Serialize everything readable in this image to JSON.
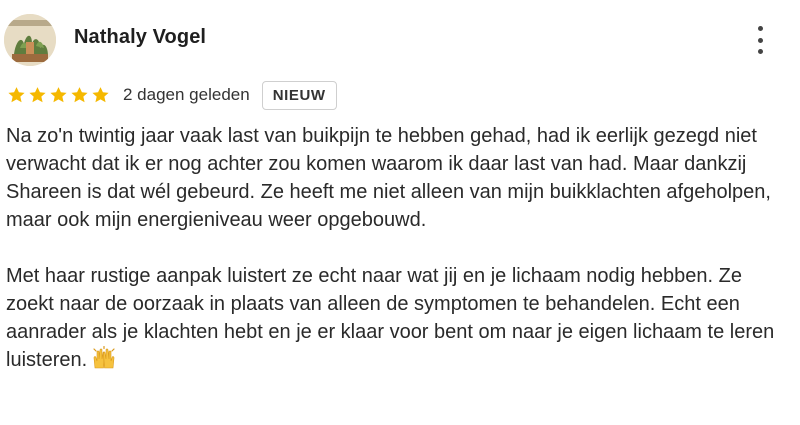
{
  "review": {
    "author": "Nathaly Vogel",
    "rating": 5,
    "rating_max": 5,
    "date": "2 dagen geleden",
    "badge": "NIEUW",
    "paragraph1": "Na zo'n twintig jaar vaak last van buikpijn te hebben gehad, had ik eerlijk gezegd niet verwacht dat ik er nog achter zou komen waarom ik daar last van had. Maar dankzij Shareen is dat wél gebeurd. Ze heeft me niet alleen van mijn buikklachten afgeholpen, maar ook mijn energieniveau weer opgebouwd.",
    "paragraph2": "Met haar rustige aanpak luistert ze echt naar wat jij en je lichaam nodig hebben. Ze zoekt naar de oorzaak in plaats van alleen de symptomen te behandelen. Echt een aanrader als je klachten hebt en je er klaar voor bent om naar je eigen lichaam te leren luisteren.",
    "emoji": "raising-hands-icon"
  },
  "colors": {
    "star": "#f5b800",
    "name": "#1f1f1f",
    "badge_border": "#cfcfcf"
  },
  "icons": {
    "avatar": "profile-photo",
    "menu": "more-vertical-icon"
  }
}
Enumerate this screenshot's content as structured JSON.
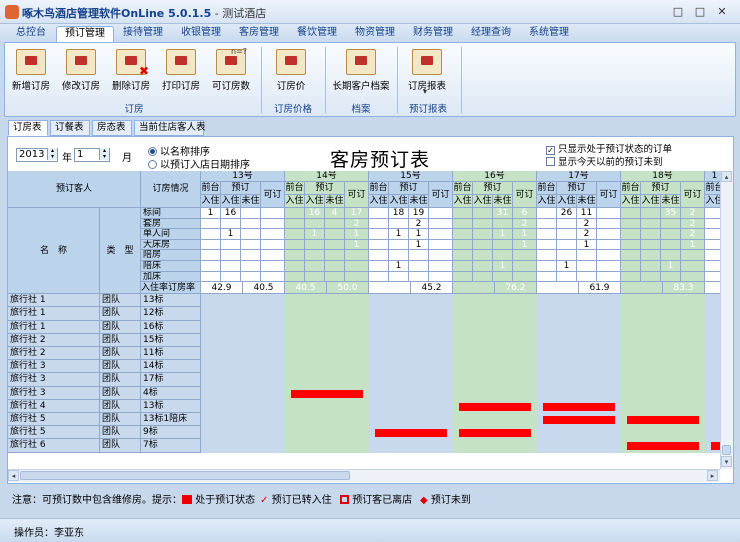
__________
- [Task requirements]: Transcribe the listing in full and omit the pictures.

- [Output of the task]:
Serialize everything readable in this image to JSON.
{
  "review": {
    "author": "Nathaly Vogel",
    "rating": 5,
    "rating_max": 5,
    "date": "2 dagen geleden",
    "badge": "NIEUW",
    "paragraph1": "Na zo'n twintig jaar vaak last van buikpijn te hebben gehad, had ik eerlijk gezegd niet verwacht dat ik er nog achter zou komen waarom ik daar last van had. Maar dankzij Shareen is dat wél gebeurd. Ze heeft me niet alleen van mijn buikklachten afgeholpen, maar ook mijn energieniveau weer opgebouwd.",
    "paragraph2": "Met haar rustige aanpak luistert ze echt naar wat jij en je lichaam nodig hebben. Ze zoekt naar de oorzaak in plaats van alleen de symptomen te behandelen. Echt een aanrader als je klachten hebt en je er klaar voor bent om naar je eigen lichaam te leren luisteren.",
    "emoji": "raising-hands-icon"
  },
  "colors": {
    "star": "#f5b800",
    "name": "#1f1f1f",
    "badge_border": "#cfcfcf"
  },
  "icons": {
    "avatar": "profile-photo",
    "menu": "more-vertical-icon"
  }
}
Enumerate this screenshot's content as structured JSON.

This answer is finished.